**Records shown:**
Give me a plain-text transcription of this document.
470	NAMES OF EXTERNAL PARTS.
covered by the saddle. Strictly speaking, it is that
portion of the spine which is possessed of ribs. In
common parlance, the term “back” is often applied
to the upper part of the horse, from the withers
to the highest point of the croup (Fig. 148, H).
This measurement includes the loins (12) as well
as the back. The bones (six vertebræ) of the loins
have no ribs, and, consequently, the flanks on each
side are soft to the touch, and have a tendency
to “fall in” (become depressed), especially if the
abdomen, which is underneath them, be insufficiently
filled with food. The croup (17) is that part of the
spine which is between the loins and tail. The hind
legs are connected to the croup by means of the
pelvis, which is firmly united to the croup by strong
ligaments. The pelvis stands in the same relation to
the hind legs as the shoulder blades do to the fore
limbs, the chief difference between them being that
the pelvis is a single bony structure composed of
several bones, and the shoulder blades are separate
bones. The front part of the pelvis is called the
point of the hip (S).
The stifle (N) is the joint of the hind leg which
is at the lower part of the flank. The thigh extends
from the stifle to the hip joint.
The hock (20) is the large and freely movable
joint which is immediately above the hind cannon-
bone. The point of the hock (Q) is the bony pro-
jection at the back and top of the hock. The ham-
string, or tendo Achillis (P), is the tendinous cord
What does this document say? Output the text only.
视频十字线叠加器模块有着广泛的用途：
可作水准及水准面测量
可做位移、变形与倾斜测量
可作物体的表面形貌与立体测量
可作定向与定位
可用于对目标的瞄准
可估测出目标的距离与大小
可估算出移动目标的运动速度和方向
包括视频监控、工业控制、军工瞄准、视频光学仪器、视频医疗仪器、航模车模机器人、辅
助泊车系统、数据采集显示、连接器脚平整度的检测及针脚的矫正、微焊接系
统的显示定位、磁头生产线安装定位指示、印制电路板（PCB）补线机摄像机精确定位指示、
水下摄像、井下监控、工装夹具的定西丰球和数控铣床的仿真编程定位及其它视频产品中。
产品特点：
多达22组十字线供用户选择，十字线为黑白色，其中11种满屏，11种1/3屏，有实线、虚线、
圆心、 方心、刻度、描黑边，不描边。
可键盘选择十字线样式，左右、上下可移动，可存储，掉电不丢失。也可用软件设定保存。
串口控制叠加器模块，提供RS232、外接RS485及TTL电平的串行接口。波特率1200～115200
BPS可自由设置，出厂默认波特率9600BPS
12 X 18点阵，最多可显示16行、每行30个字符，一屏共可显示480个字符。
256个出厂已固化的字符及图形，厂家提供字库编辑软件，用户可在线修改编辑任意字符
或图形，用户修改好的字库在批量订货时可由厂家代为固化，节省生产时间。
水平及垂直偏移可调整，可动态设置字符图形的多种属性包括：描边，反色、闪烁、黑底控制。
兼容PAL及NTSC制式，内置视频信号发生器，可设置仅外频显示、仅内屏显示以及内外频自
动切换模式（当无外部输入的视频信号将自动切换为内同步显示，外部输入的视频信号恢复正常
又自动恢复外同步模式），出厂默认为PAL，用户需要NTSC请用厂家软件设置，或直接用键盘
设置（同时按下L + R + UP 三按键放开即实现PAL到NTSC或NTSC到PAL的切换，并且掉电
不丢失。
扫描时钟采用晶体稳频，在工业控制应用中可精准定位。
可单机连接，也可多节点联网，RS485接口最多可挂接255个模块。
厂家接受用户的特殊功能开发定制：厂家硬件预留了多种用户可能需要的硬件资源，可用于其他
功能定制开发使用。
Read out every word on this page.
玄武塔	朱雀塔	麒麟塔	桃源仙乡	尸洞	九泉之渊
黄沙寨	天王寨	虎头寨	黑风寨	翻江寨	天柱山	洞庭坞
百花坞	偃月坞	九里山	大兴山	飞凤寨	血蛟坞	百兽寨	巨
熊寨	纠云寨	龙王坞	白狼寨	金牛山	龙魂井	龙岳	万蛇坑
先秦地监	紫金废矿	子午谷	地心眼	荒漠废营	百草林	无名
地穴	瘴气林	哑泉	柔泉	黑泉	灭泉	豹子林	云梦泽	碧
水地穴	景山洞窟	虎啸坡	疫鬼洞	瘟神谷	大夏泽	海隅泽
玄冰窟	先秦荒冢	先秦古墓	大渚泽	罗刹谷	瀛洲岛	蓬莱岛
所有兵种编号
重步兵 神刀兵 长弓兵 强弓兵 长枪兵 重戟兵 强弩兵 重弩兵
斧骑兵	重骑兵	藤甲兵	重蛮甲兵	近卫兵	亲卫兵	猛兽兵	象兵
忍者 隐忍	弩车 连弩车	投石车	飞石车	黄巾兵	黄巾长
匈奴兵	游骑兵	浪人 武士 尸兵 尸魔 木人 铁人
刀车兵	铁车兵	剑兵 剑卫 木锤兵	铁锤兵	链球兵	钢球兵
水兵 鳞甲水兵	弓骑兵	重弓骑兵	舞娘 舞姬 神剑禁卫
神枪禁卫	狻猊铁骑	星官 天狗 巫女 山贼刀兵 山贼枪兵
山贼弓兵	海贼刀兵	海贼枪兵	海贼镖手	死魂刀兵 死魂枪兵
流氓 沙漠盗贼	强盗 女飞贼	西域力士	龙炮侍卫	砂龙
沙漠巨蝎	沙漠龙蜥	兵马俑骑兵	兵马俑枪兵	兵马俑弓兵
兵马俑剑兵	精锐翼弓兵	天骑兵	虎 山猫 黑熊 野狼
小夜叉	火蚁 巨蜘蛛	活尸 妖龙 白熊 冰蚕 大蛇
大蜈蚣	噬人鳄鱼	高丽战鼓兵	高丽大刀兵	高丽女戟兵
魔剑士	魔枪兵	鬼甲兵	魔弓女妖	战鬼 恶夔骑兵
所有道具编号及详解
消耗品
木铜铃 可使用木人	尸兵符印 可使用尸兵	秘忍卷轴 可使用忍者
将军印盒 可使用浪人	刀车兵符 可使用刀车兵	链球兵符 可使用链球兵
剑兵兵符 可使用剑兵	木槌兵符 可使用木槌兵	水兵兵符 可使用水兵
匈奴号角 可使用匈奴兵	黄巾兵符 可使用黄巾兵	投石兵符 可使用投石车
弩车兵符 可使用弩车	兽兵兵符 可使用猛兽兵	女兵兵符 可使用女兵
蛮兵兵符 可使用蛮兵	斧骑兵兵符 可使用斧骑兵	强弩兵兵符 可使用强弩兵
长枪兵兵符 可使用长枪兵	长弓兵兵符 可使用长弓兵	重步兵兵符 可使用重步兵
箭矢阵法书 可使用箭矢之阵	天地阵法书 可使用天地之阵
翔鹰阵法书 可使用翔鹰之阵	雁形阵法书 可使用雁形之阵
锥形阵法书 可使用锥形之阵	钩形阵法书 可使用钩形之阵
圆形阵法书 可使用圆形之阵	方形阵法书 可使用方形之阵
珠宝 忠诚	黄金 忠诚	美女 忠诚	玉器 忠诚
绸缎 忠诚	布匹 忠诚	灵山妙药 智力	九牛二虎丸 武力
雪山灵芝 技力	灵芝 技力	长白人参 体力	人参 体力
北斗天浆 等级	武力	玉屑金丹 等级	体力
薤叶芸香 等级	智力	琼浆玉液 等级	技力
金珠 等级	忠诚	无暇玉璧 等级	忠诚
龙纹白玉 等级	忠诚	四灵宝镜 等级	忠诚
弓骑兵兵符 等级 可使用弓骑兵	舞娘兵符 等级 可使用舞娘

**Directions for this task:**
Give the records above again, word for word.

**Expected output:**
Give me a plain-text transcription of this document.
470	NAMES OF EXTERNAL PARTS.
covered by the saddle. Strictly speaking, it is that
portion of the spine which is possessed of ribs. In
common parlance, the term “back” is often applied
to the upper part of the horse, from the withers
to the highest point of the croup (Fig. 148, H).
This measurement includes the loins (12) as well
as the back. The bones (six vertebræ) of the loins
have no ribs, and, consequently, the flanks on each
side are soft to the touch, and have a tendency
to “fall in” (become depressed), especially if the
abdomen, which is underneath them, be insufficiently
filled with food. The croup (17) is that part of the
spine which is between the loins and tail. The hind
legs are connected to the croup by means of the
pelvis, which is firmly united to the croup by strong
ligaments. The pelvis stands in the same relation to
the hind legs as the shoulder blades do to the fore
limbs, the chief difference between them being that
the pelvis is a single bony structure composed of
several bones, and the shoulder blades are separate
bones. The front part of the pelvis is called the
point of the hip (S).
The stifle (N) is the joint of the hind leg which
is at the lower part of the flank. The thigh extends
from the stifle to the hip joint.
The hock (20) is the large and freely movable
joint which is immediately above the hind cannon-
bone. The point of the hock (Q) is the bony pro-
jection at the back and top of the hock. The ham-
string, or tendo Achillis (P), is the tendinous cord
What does this document say? Output the text only.
视频十字线叠加器模块有着广泛的用途：
可作水准及水准面测量
可做位移、变形与倾斜测量
可作物体的表面形貌与立体测量
可作定向与定位
可用于对目标的瞄准
可估测出目标的距离与大小
可估算出移动目标的运动速度和方向
包括视频监控、工业控制、军工瞄准、视频光学仪器、视频医疗仪器、航模车模机器人、辅
助泊车系统、数据采集显示、连接器脚平整度的检测及针脚的矫正、微焊接系
统的显示定位、磁头生产线安装定位指示、印制电路板（PCB）补线机摄像机精确定位指示、
水下摄像、井下监控、工装夹具的定西丰球和数控铣床的仿真编程定位及其它视频产品中。
产品特点：
多达22组十字线供用户选择，十字线为黑白色，其中11种满屏，11种1/3屏，有实线、虚线、
圆心、 方心、刻度、描黑边，不描边。
可键盘选择十字线样式，左右、上下可移动，可存储，掉电不丢失。也可用软件设定保存。
串口控制叠加器模块，提供RS232、外接RS485及TTL电平的串行接口。波特率1200～115200
BPS可自由设置，出厂默认波特率9600BPS
12 X 18点阵，最多可显示16行、每行30个字符，一屏共可显示480个字符。
256个出厂已固化的字符及图形，厂家提供字库编辑软件，用户可在线修改编辑任意字符
或图形，用户修改好的字库在批量订货时可由厂家代为固化，节省生产时间。
水平及垂直偏移可调整，可动态设置字符图形的多种属性包括：描边，反色、闪烁、黑底控制。
兼容PAL及NTSC制式，内置视频信号发生器，可设置仅外频显示、仅内屏显示以及内外频自
动切换模式（当无外部输入的视频信号将自动切换为内同步显示，外部输入的视频信号恢复正常
又自动恢复外同步模式），出厂默认为PAL，用户需要NTSC请用厂家软件设置，或直接用键盘
设置（同时按下L + R + UP 三按键放开即实现PAL到NTSC或NTSC到PAL的切换，并且掉电
不丢失。
扫描时钟采用晶体稳频，在工业控制应用中可精准定位。
可单机连接，也可多节点联网，RS485接口最多可挂接255个模块。
厂家接受用户的特殊功能开发定制：厂家硬件预留了多种用户可能需要的硬件资源，可用于其他
功能定制开发使用。
Read out every word on this page.
玄武塔	朱雀塔	麒麟塔	桃源仙乡	尸洞	九泉之渊
黄沙寨	天王寨	虎头寨	黑风寨	翻江寨	天柱山	洞庭坞
百花坞	偃月坞	九里山	大兴山	飞凤寨	血蛟坞	百兽寨	巨
熊寨	纠云寨	龙王坞	白狼寨	金牛山	龙魂井	龙岳	万蛇坑
先秦地监	紫金废矿	子午谷	地心眼	荒漠废营	百草林	无名
地穴	瘴气林	哑泉	柔泉	黑泉	灭泉	豹子林	云梦泽	碧
水地穴	景山洞窟	虎啸坡	疫鬼洞	瘟神谷	大夏泽	海隅泽
玄冰窟	先秦荒冢	先秦古墓	大渚泽	罗刹谷	瀛洲岛	蓬莱岛
所有兵种编号
重步兵 神刀兵 长弓兵 强弓兵 长枪兵 重戟兵 强弩兵 重弩兵
斧骑兵	重骑兵	藤甲兵	重蛮甲兵	近卫兵	亲卫兵	猛兽兵	象兵
忍者 隐忍	弩车 连弩车	投石车	飞石车	黄巾兵	黄巾长
匈奴兵	游骑兵	浪人 武士 尸兵 尸魔 木人 铁人
刀车兵	铁车兵	剑兵 剑卫 木锤兵	铁锤兵	链球兵	钢球兵
水兵 鳞甲水兵	弓骑兵	重弓骑兵	舞娘 舞姬 神剑禁卫
神枪禁卫	狻猊铁骑	星官 天狗 巫女 山贼刀兵 山贼枪兵
山贼弓兵	海贼刀兵	海贼枪兵	海贼镖手	死魂刀兵 死魂枪兵
流氓 沙漠盗贼	强盗 女飞贼	西域力士	龙炮侍卫	砂龙
沙漠巨蝎	沙漠龙蜥	兵马俑骑兵	兵马俑枪兵	兵马俑弓兵
兵马俑剑兵	精锐翼弓兵	天骑兵	虎 山猫 黑熊 野狼
小夜叉	火蚁 巨蜘蛛	活尸 妖龙 白熊 冰蚕 大蛇
大蜈蚣	噬人鳄鱼	高丽战鼓兵	高丽大刀兵	高丽女戟兵
魔剑士	魔枪兵	鬼甲兵	魔弓女妖	战鬼 恶夔骑兵
所有道具编号及详解
消耗品
木铜铃 可使用木人	尸兵符印 可使用尸兵	秘忍卷轴 可使用忍者
将军印盒 可使用浪人	刀车兵符 可使用刀车兵	链球兵符 可使用链球兵
剑兵兵符 可使用剑兵	木槌兵符 可使用木槌兵	水兵兵符 可使用水兵
匈奴号角 可使用匈奴兵	黄巾兵符 可使用黄巾兵	投石兵符 可使用投石车
弩车兵符 可使用弩车	兽兵兵符 可使用猛兽兵	女兵兵符 可使用女兵
蛮兵兵符 可使用蛮兵	斧骑兵兵符 可使用斧骑兵	强弩兵兵符 可使用强弩兵
长枪兵兵符 可使用长枪兵	长弓兵兵符 可使用长弓兵	重步兵兵符 可使用重步兵
箭矢阵法书 可使用箭矢之阵	天地阵法书 可使用天地之阵
翔鹰阵法书 可使用翔鹰之阵	雁形阵法书 可使用雁形之阵
锥形阵法书 可使用锥形之阵	钩形阵法书 可使用钩形之阵
圆形阵法书 可使用圆形之阵	方形阵法书 可使用方形之阵
珠宝 忠诚	黄金 忠诚	美女 忠诚	玉器 忠诚
绸缎 忠诚	布匹 忠诚	灵山妙药 智力	九牛二虎丸 武力
雪山灵芝 技力	灵芝 技力	长白人参 体力	人参 体力
北斗天浆 等级	武力	玉屑金丹 等级	体力
薤叶芸香 等级	智力	琼浆玉液 等级	技力
金珠 等级	忠诚	无暇玉璧 等级	忠诚
龙纹白玉 等级	忠诚	四灵宝镜 等级	忠诚
弓骑兵兵符 等级 可使用弓骑兵	舞娘兵符 等级 可使用舞娘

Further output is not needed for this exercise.